***** Supplied data *****
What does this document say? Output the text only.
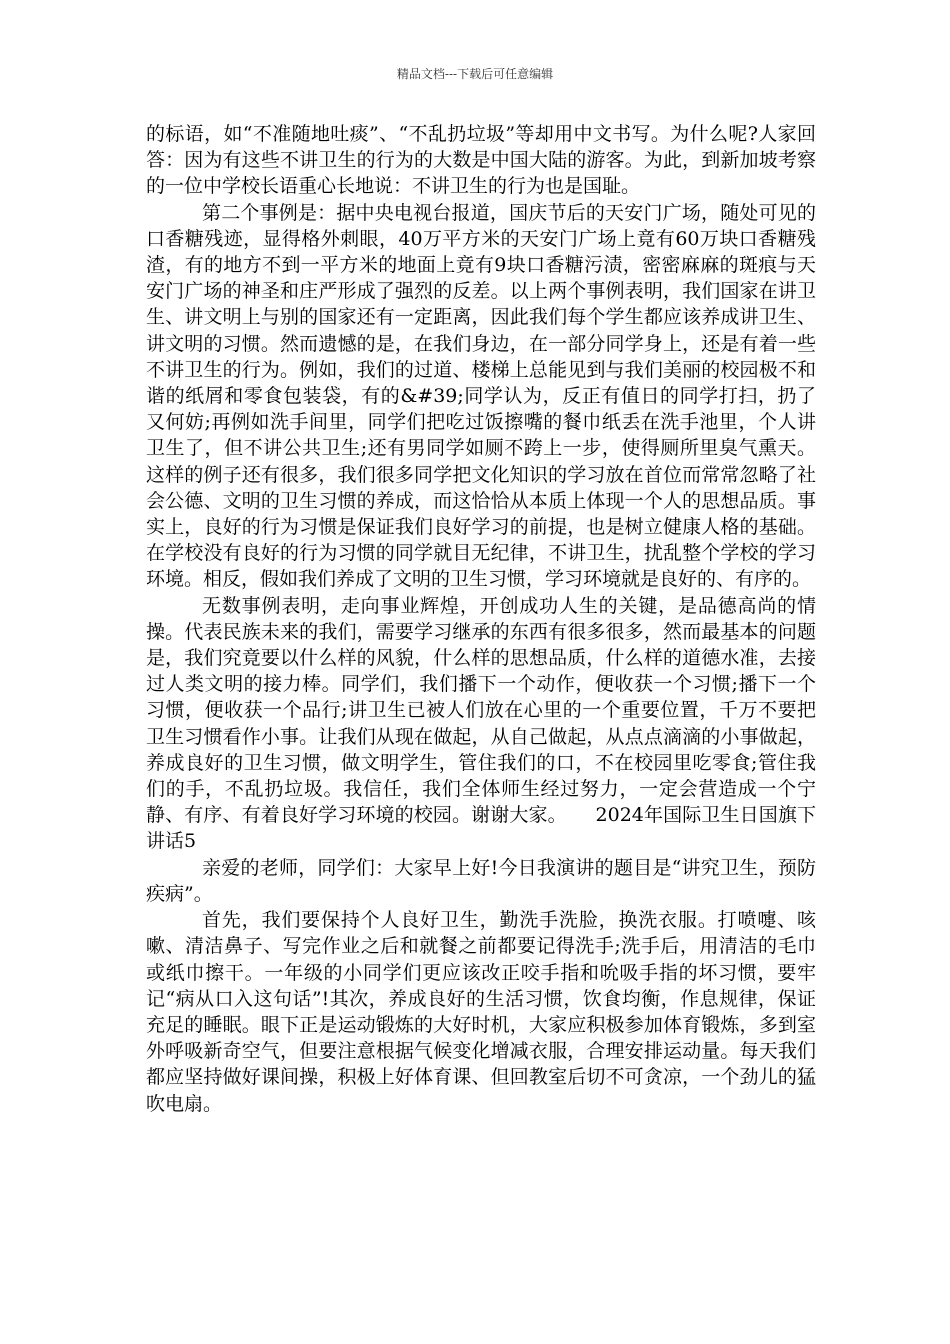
精品文档---下载后可任意编辑

的标语，如“不准随地吐痰”、“不乱扔垃圾”等却用中文书写。为什么呢?人家回答：因为有这些不讲卫生的行为的大数是中国大陆的游客。为此，到新加坡考察的一位中学校长语重心长地说：不讲卫生的行为也是国耻。

第二个事例是：据中央电视台报道，国庆节后的天安门广场，随处可见的口香糖残迹，显得格外刺眼，40万平方米的天安门广场上竟有60万块口香糖残渣，有的地方不到一平方米的地面上竟有9块口香糖污渍，密密麻麻的斑痕与天安门广场的神圣和庄严形成了强烈的反差。以上两个事例表明，我们国家在讲卫生、讲文明上与别的国家还有一定距离，因此我们每个学生都应该养成讲卫生、讲文明的习惯。然而遗憾的是，在我们身边，在一部分同学身上，还是有着一些不讲卫生的行为。例如，我们的过道、楼梯上总能见到与我们美丽的校园极不和谐的纸屑和零食包装袋，有的&#39;同学认为，反正有值日的同学打扫，扔了又何妨;再例如洗手间里，同学们把吃过饭擦嘴的餐巾纸丢在洗手池里，个人讲卫生了，但不讲公共卫生;还有男同学如厕不跨上一步，使得厕所里臭气熏天。这样的例子还有很多，我们很多同学把文化知识的学习放在首位而常常忽略了社会公德、文明的卫生习惯的养成，而这恰恰从本质上体现一个人的思想品质。事实上，良好的行为习惯是保证我们良好学习的前提，也是树立健康人格的基础。在学校没有良好的行为习惯的同学就目无纪律，不讲卫生，扰乱整个学校的学习环境。相反，假如我们养成了文明的卫生习惯，学习环境就是良好的、有序的。

无数事例表明，走向事业辉煌，开创成功人生的关键，是品德高尚的情操。代表民族未来的我们，需要学习继承的东西有很多很多，然而最基本的问题是，我们究竟要以什么样的风貌，什么样的思想品质，什么样的道德水准，去接过人类文明的接力棒。同学们，我们播下一个动作，便收获一个习惯;播下一个习惯，便收获一个品行;讲卫生已被人们放在心里的一个重要位置，千万不要把卫生习惯看作小事。让我们从现在做起，从自己做起，从点点滴滴的小事做起，养成良好的卫生习惯，做文明学生，管住我们的口，不在校园里吃零食;管住我们的手，不乱扔垃圾。我信任，我们全体师生经过努力，一定会营造成一个宁静、有序、有着良好学习环境的校园。谢谢大家。　　2024年国际卫生日国旗下讲话5

亲爱的老师，同学们：大家早上好!今日我演讲的题目是“讲究卫生，预防疾病”。

首先，我们要保持个人良好卫生，勤洗手洗脸，换洗衣服。打喷嚏、咳嗽、清洁鼻子、写完作业之后和就餐之前都要记得洗手;洗手后，用清洁的毛巾或纸巾擦干。一年级的小同学们更应该改正咬手指和吮吸手指的坏习惯，要牢记“病从口入这句话”!其次，养成良好的生活习惯，饮食均衡，作息规律，保证充足的睡眠。眼下正是运动锻炼的大好时机，大家应积极参加体育锻炼，多到室外呼吸新奇空气，但要注意根据气候变化增减衣服，合理安排运动量。每天我们都应坚持做好课间操，积极上好体育课、但回教室后切不可贪凉，一个劲儿的猛吹电扇。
*****
### Task goal
List all lines above in which the string "不乱扔垃圾" appears.

### Task response
的标语，如“不准随地吐痰”、“不乱扔垃圾”等却用中文书写。为什么呢?人家回答：因为有这些不讲卫生的行为的大数是中国大陆的游客。为此，到新加坡考察的一位中学校长语重心长地说：不讲卫生的行为也是国耻。
无数事例表明，走向事业辉煌，开创成功人生的关键，是品德高尚的情操。代表民族未来的我们，需要学习继承的东西有很多很多，然而最基本的问题是，我们究竟要以什么样的风貌，什么样的思想品质，什么样的道德水准，去接过人类文明的接力棒。同学们，我们播下一个动作，便收获一个习惯;播下一个习惯，便收获一个品行;讲卫生已被人们放在心里的一个重要位置，千万不要把卫生习惯看作小事。让我们从现在做起，从自己做起，从点点滴滴的小事做起，养成良好的卫生习惯，做文明学生，管住我们的口，不在校园里吃零食;管住我们的手，不乱扔垃圾。我信任，我们全体师生经过努力，一定会营造成一个宁静、有序、有着良好学习环境的校园。谢谢大家。　　2024年国际卫生日国旗下讲话5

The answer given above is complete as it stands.